» Task details: Transcribe all of the data exactly. Omit the pictures.

» Task data:
---+---

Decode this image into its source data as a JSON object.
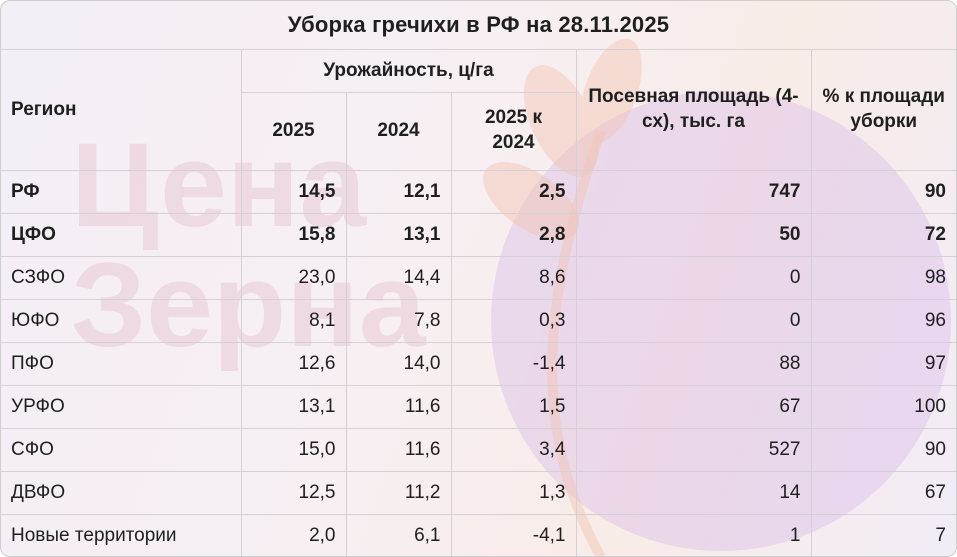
{
  "title": "Уборка гречихи в РФ на 28.11.2025",
  "watermark": {
    "text_line1": "Цена",
    "text_line2": "Зерна"
  },
  "header": {
    "region": "Регион",
    "yield_group": "Урожайность, ц/га",
    "y2025": "2025",
    "y2024": "2024",
    "diff": "2025 к 2024",
    "area": "Посевная площадь (4-сх), тыс. га",
    "pct": "% к площади уборки"
  },
  "rows": [
    {
      "region": "РФ",
      "y2025": "14,5",
      "y2024": "12,1",
      "diff": "2,5",
      "area": "747",
      "pct": "90",
      "bold": true
    },
    {
      "region": "ЦФО",
      "y2025": "15,8",
      "y2024": "13,1",
      "diff": "2,8",
      "area": "50",
      "pct": "72",
      "bold": true
    },
    {
      "region": "СЗФО",
      "y2025": "23,0",
      "y2024": "14,4",
      "diff": "8,6",
      "area": "0",
      "pct": "98",
      "bold": false
    },
    {
      "region": "ЮФО",
      "y2025": "8,1",
      "y2024": "7,8",
      "diff": "0,3",
      "area": "0",
      "pct": "96",
      "bold": false
    },
    {
      "region": "ПФО",
      "y2025": "12,6",
      "y2024": "14,0",
      "diff": "-1,4",
      "area": "88",
      "pct": "97",
      "bold": false
    },
    {
      "region": "УРФО",
      "y2025": "13,1",
      "y2024": "11,6",
      "diff": "1,5",
      "area": "67",
      "pct": "100",
      "bold": false
    },
    {
      "region": "СФО",
      "y2025": "15,0",
      "y2024": "11,6",
      "diff": "3,4",
      "area": "527",
      "pct": "90",
      "bold": false
    },
    {
      "region": "ДВФО",
      "y2025": "12,5",
      "y2024": "11,2",
      "diff": "1,3",
      "area": "14",
      "pct": "67",
      "bold": false
    },
    {
      "region": "Новые территории",
      "y2025": "2,0",
      "y2024": "6,1",
      "diff": "-4,1",
      "area": "1",
      "pct": "7",
      "bold": false
    }
  ]
}
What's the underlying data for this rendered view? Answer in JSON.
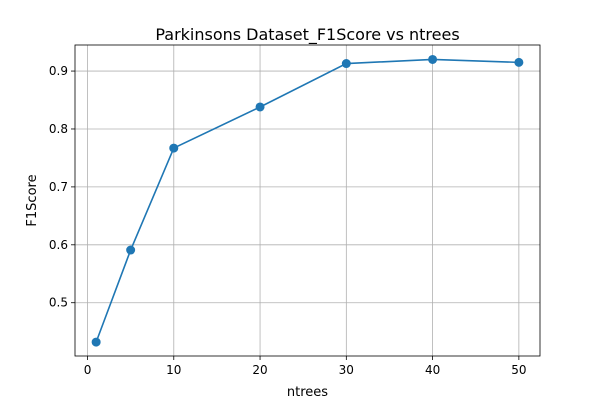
{
  "chart_data": {
    "type": "line",
    "title": "Parkinsons Dataset_F1Score vs ntrees",
    "xlabel": "ntrees",
    "ylabel": "F1Score",
    "x": [
      1,
      5,
      10,
      20,
      30,
      40,
      50
    ],
    "series": [
      {
        "values": [
          0.432,
          0.591,
          0.767,
          0.838,
          0.913,
          0.92,
          0.915
        ],
        "color": "#1f77b4",
        "marker": "circle"
      }
    ],
    "xlim": [
      -1.45,
      52.45
    ],
    "ylim": [
      0.408,
      0.945
    ],
    "xticks": [
      0,
      10,
      20,
      30,
      40,
      50
    ],
    "yticks": [
      0.5,
      0.6,
      0.7,
      0.8,
      0.9
    ],
    "xtick_labels": [
      "0",
      "10",
      "20",
      "30",
      "40",
      "50"
    ],
    "ytick_labels": [
      "0.5",
      "0.6",
      "0.7",
      "0.8",
      "0.9"
    ],
    "grid": true,
    "legend": "none"
  }
}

---+---

» Result of this exercise:
Decode this image into its source data as a JSON object.
{
  "title": "Уборка гречихи в РФ на 28.11.2025",
  "watermark": {
    "text_line1": "Цена",
    "text_line2": "Зерна"
  },
  "header": {
    "region": "Регион",
    "yield_group": "Урожайность, ц/га",
    "y2025": "2025",
    "y2024": "2024",
    "diff": "2025 к 2024",
    "area": "Посевная площадь (4-сх), тыс. га",
    "pct": "% к площади уборки"
  },
  "rows": [
    {
      "region": "РФ",
      "y2025": "14,5",
      "y2024": "12,1",
      "diff": "2,5",
      "area": "747",
      "pct": "90",
      "bold": true
    },
    {
      "region": "ЦФО",
      "y2025": "15,8",
      "y2024": "13,1",
      "diff": "2,8",
      "area": "50",
      "pct": "72",
      "bold": true
    },
    {
      "region": "СЗФО",
      "y2025": "23,0",
      "y2024": "14,4",
      "diff": "8,6",
      "area": "0",
      "pct": "98",
      "bold": false
    },
    {
      "region": "ЮФО",
      "y2025": "8,1",
      "y2024": "7,8",
      "diff": "0,3",
      "area": "0",
      "pct": "96",
      "bold": false
    },
    {
      "region": "ПФО",
      "y2025": "12,6",
      "y2024": "14,0",
      "diff": "-1,4",
      "area": "88",
      "pct": "97",
      "bold": false
    },
    {
      "region": "УРФО",
      "y2025": "13,1",
      "y2024": "11,6",
      "diff": "1,5",
      "area": "67",
      "pct": "100",
      "bold": false
    },
    {
      "region": "СФО",
      "y2025": "15,0",
      "y2024": "11,6",
      "diff": "3,4",
      "area": "527",
      "pct": "90",
      "bold": false
    },
    {
      "region": "ДВФО",
      "y2025": "12,5",
      "y2024": "11,2",
      "diff": "1,3",
      "area": "14",
      "pct": "67",
      "bold": false
    },
    {
      "region": "Новые территории",
      "y2025": "2,0",
      "y2024": "6,1",
      "diff": "-4,1",
      "area": "1",
      "pct": "7",
      "bold": false
    }
  ]
}
What's the underlying data for this rendered view? Answer in JSON.
{
  "chart_data": {
    "type": "line",
    "title": "Parkinsons Dataset_F1Score vs ntrees",
    "xlabel": "ntrees",
    "ylabel": "F1Score",
    "x": [
      1,
      5,
      10,
      20,
      30,
      40,
      50
    ],
    "series": [
      {
        "values": [
          0.432,
          0.591,
          0.767,
          0.838,
          0.913,
          0.92,
          0.915
        ],
        "color": "#1f77b4",
        "marker": "circle"
      }
    ],
    "xlim": [
      -1.45,
      52.45
    ],
    "ylim": [
      0.408,
      0.945
    ],
    "xticks": [
      0,
      10,
      20,
      30,
      40,
      50
    ],
    "yticks": [
      0.5,
      0.6,
      0.7,
      0.8,
      0.9
    ],
    "xtick_labels": [
      "0",
      "10",
      "20",
      "30",
      "40",
      "50"
    ],
    "ytick_labels": [
      "0.5",
      "0.6",
      "0.7",
      "0.8",
      "0.9"
    ],
    "grid": true,
    "legend": "none"
  }
}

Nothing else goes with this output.